▸ EXERCISE DATA:
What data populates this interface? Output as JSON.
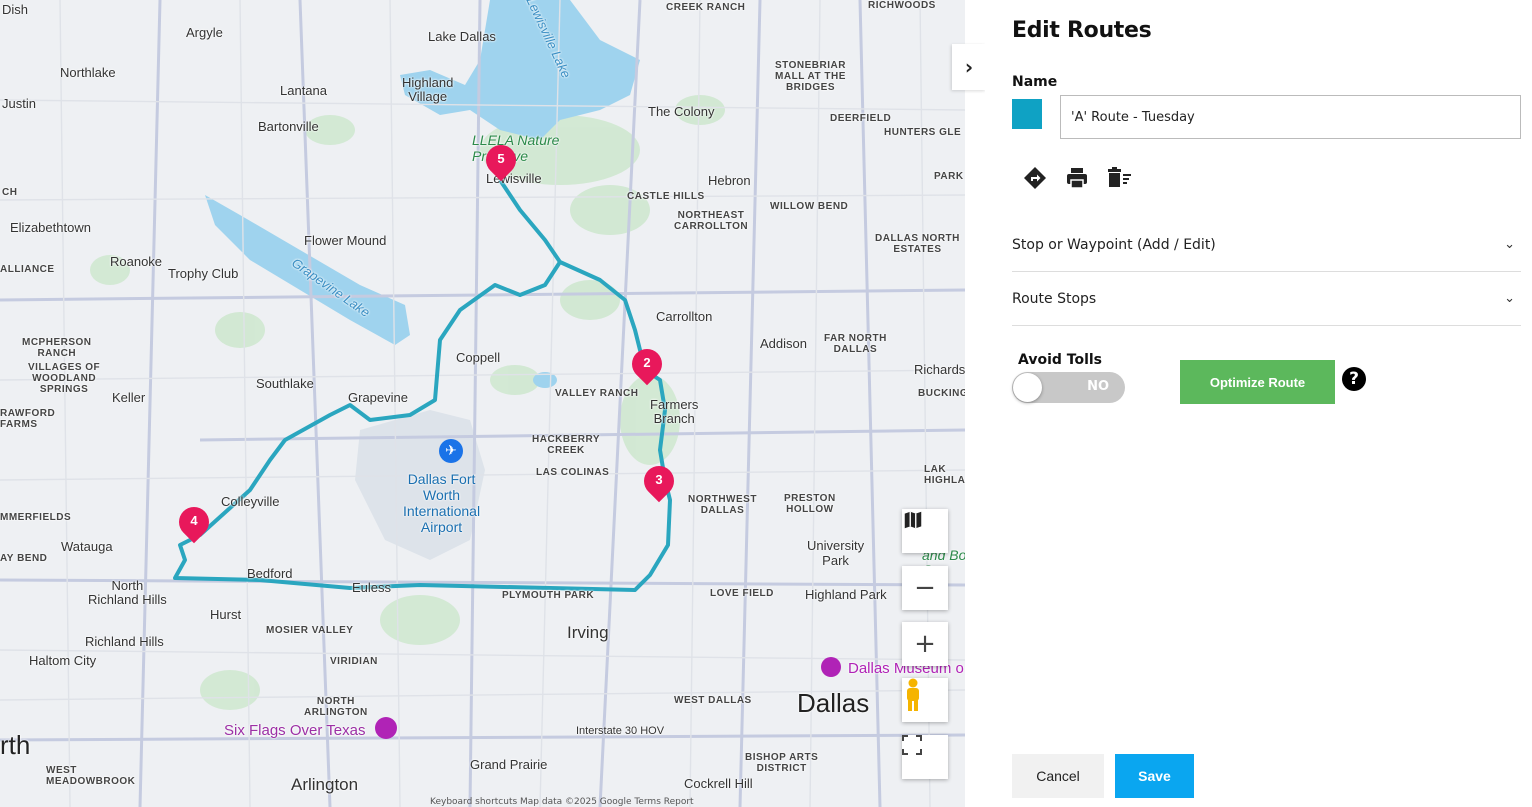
{
  "map": {
    "labels": {
      "dish": "Dish",
      "argyle": "Argyle",
      "lake_dallas": "Lake Dallas",
      "creek_ranch": "CREEK RANCH",
      "richwoods": "RICHWOODS",
      "northlake": "Northlake",
      "lewisville_lake": "Lewisville Lake",
      "highland_village": "Highland\nVillage",
      "stonebriar": "STONEBRIAR\nMALL AT THE\nBRIDGES",
      "justin": "Justin",
      "lantana": "Lantana",
      "bartonville": "Bartonville",
      "the_colony": "The Colony",
      "deerfield": "DEERFIELD",
      "hunters_glen": "HUNTERS GLE",
      "llela": "LLELA Nature\nPreserve",
      "lewisville": "Lewisville",
      "hebron": "Hebron",
      "park": "PARK",
      "ch": "CH",
      "castle_hills": "CASTLE HILLS",
      "willow_bend": "WILLOW BEND",
      "ne_carrollton": "NORTHEAST\nCARROLLTON",
      "elizabethtown": "Elizabethtown",
      "flower_mound": "Flower Mound",
      "dallas_north_estates": "DALLAS NORTH\nESTATES",
      "alliance": "ALLIANCE",
      "roanoke": "Roanoke",
      "trophy_club": "Trophy Club",
      "grapevine_lake": "Grapevine Lake",
      "carrollton": "Carrollton",
      "mcpherson": "MCPHERSON\nRANCH",
      "villages_woodland": "VILLAGES OF\nWOODLAND\nSPRINGS",
      "coppell": "Coppell",
      "addison": "Addison",
      "far_north_dallas": "FAR NORTH\nDALLAS",
      "southlake": "Southlake",
      "richards": "Richards",
      "keller": "Keller",
      "grapevine": "Grapevine",
      "valley_ranch": "VALLEY RANCH",
      "farmers_branch": "Farmers\nBranch",
      "bucking": "BUCKING",
      "rawford": "RAWFORD\nFARMS",
      "hackberry": "HACKBERRY\nCREEK",
      "las_colinas": "LAS COLINAS",
      "lake_highla": "LAK\nHIGHLA",
      "dfw": "Dallas Fort\nWorth\nInternational\nAirport",
      "nw_dallas": "NORTHWEST\nDALLAS",
      "preston_hollow": "PRESTON\nHOLLOW",
      "colleyville": "Colleyville",
      "mmerfields": "MMERFIELDS",
      "watauga": "Watauga",
      "university_park": "University\nPark",
      "ay_bend": "AY BEND",
      "north_richland": "North\nRichland Hills",
      "bedford": "Bedford",
      "euless": "Euless",
      "plymouth_park": "PLYMOUTH PARK",
      "love_field": "LOVE FIELD",
      "highland_park": "Highland Park",
      "hurst": "Hurst",
      "irving": "Irving",
      "mosier_valley": "MOSIER VALLEY",
      "richland_hills": "Richland Hills",
      "dallas_museum": "Dallas Museum o",
      "haltom": "Haltom City",
      "viridian": "VIRIDIAN",
      "north_arlington": "NORTH\nARLINGTON",
      "west_dallas": "WEST DALLAS",
      "dallas": "Dallas",
      "rth": "rth",
      "six_flags": "Six Flags Over Texas",
      "interstate30": "Interstate 30 HOV",
      "west_meadowbrook": "WEST\nMEADOWBROOK",
      "grand_prairie": "Grand Prairie",
      "bishop_arts": "BISHOP ARTS\nDISTRICT",
      "arlington": "Arlington",
      "cockrell_hill": "Cockrell Hill",
      "garden_fragment": "e\nrboi\nand Bo\nGa"
    },
    "pins": [
      "5",
      "2",
      "3",
      "4"
    ],
    "footer": "Keyboard shortcuts   Map data ©2025 Google   Terms   Report",
    "route_color": "#2aa6bf"
  },
  "panel": {
    "title": "Edit Routes",
    "name_label": "Name",
    "route_color": "#0fa2c4",
    "route_name": "'A' Route - Tuesday",
    "accordions": [
      {
        "label": "Stop or Waypoint (Add / Edit)"
      },
      {
        "label": "Route Stops"
      }
    ],
    "avoid_tolls_label": "Avoid Tolls",
    "toggle_state": "NO",
    "optimize_label": "Optimize Route",
    "help_glyph": "?",
    "cancel_label": "Cancel",
    "save_label": "Save"
  }
}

▸ DIRECTIONS:
Give every record again exactly, apart from the pictures, which stay out.

▸ EXERCISE SOLUTION:
What data populates this interface? Output as JSON.
{
  "map": {
    "labels": {
      "dish": "Dish",
      "argyle": "Argyle",
      "lake_dallas": "Lake Dallas",
      "creek_ranch": "CREEK RANCH",
      "richwoods": "RICHWOODS",
      "northlake": "Northlake",
      "lewisville_lake": "Lewisville Lake",
      "highland_village": "Highland\nVillage",
      "stonebriar": "STONEBRIAR\nMALL AT THE\nBRIDGES",
      "justin": "Justin",
      "lantana": "Lantana",
      "bartonville": "Bartonville",
      "the_colony": "The Colony",
      "deerfield": "DEERFIELD",
      "hunters_glen": "HUNTERS GLE",
      "llela": "LLELA Nature\nPreserve",
      "lewisville": "Lewisville",
      "hebron": "Hebron",
      "park": "PARK",
      "ch": "CH",
      "castle_hills": "CASTLE HILLS",
      "willow_bend": "WILLOW BEND",
      "ne_carrollton": "NORTHEAST\nCARROLLTON",
      "elizabethtown": "Elizabethtown",
      "flower_mound": "Flower Mound",
      "dallas_north_estates": "DALLAS NORTH\nESTATES",
      "alliance": "ALLIANCE",
      "roanoke": "Roanoke",
      "trophy_club": "Trophy Club",
      "grapevine_lake": "Grapevine Lake",
      "carrollton": "Carrollton",
      "mcpherson": "MCPHERSON\nRANCH",
      "villages_woodland": "VILLAGES OF\nWOODLAND\nSPRINGS",
      "coppell": "Coppell",
      "addison": "Addison",
      "far_north_dallas": "FAR NORTH\nDALLAS",
      "southlake": "Southlake",
      "richards": "Richards",
      "keller": "Keller",
      "grapevine": "Grapevine",
      "valley_ranch": "VALLEY RANCH",
      "farmers_branch": "Farmers\nBranch",
      "bucking": "BUCKING",
      "rawford": "RAWFORD\nFARMS",
      "hackberry": "HACKBERRY\nCREEK",
      "las_colinas": "LAS COLINAS",
      "lake_highla": "LAK\nHIGHLA",
      "dfw": "Dallas Fort\nWorth\nInternational\nAirport",
      "nw_dallas": "NORTHWEST\nDALLAS",
      "preston_hollow": "PRESTON\nHOLLOW",
      "colleyville": "Colleyville",
      "mmerfields": "MMERFIELDS",
      "watauga": "Watauga",
      "university_park": "University\nPark",
      "ay_bend": "AY BEND",
      "north_richland": "North\nRichland Hills",
      "bedford": "Bedford",
      "euless": "Euless",
      "plymouth_park": "PLYMOUTH PARK",
      "love_field": "LOVE FIELD",
      "highland_park": "Highland Park",
      "hurst": "Hurst",
      "irving": "Irving",
      "mosier_valley": "MOSIER VALLEY",
      "richland_hills": "Richland Hills",
      "dallas_museum": "Dallas Museum o",
      "haltom": "Haltom City",
      "viridian": "VIRIDIAN",
      "north_arlington": "NORTH\nARLINGTON",
      "west_dallas": "WEST DALLAS",
      "dallas": "Dallas",
      "rth": "rth",
      "six_flags": "Six Flags Over Texas",
      "interstate30": "Interstate 30 HOV",
      "west_meadowbrook": "WEST\nMEADOWBROOK",
      "grand_prairie": "Grand Prairie",
      "bishop_arts": "BISHOP ARTS\nDISTRICT",
      "arlington": "Arlington",
      "cockrell_hill": "Cockrell Hill",
      "garden_fragment": "e\nrboi\nand Bo\nGa"
    },
    "pins": [
      "5",
      "2",
      "3",
      "4"
    ],
    "footer": "Keyboard shortcuts   Map data ©2025 Google   Terms   Report",
    "route_color": "#2aa6bf"
  },
  "panel": {
    "title": "Edit Routes",
    "name_label": "Name",
    "route_color": "#0fa2c4",
    "route_name": "'A' Route - Tuesday",
    "accordions": [
      {
        "label": "Stop or Waypoint (Add / Edit)"
      },
      {
        "label": "Route Stops"
      }
    ],
    "avoid_tolls_label": "Avoid Tolls",
    "toggle_state": "NO",
    "optimize_label": "Optimize Route",
    "help_glyph": "?",
    "cancel_label": "Cancel",
    "save_label": "Save"
  }
}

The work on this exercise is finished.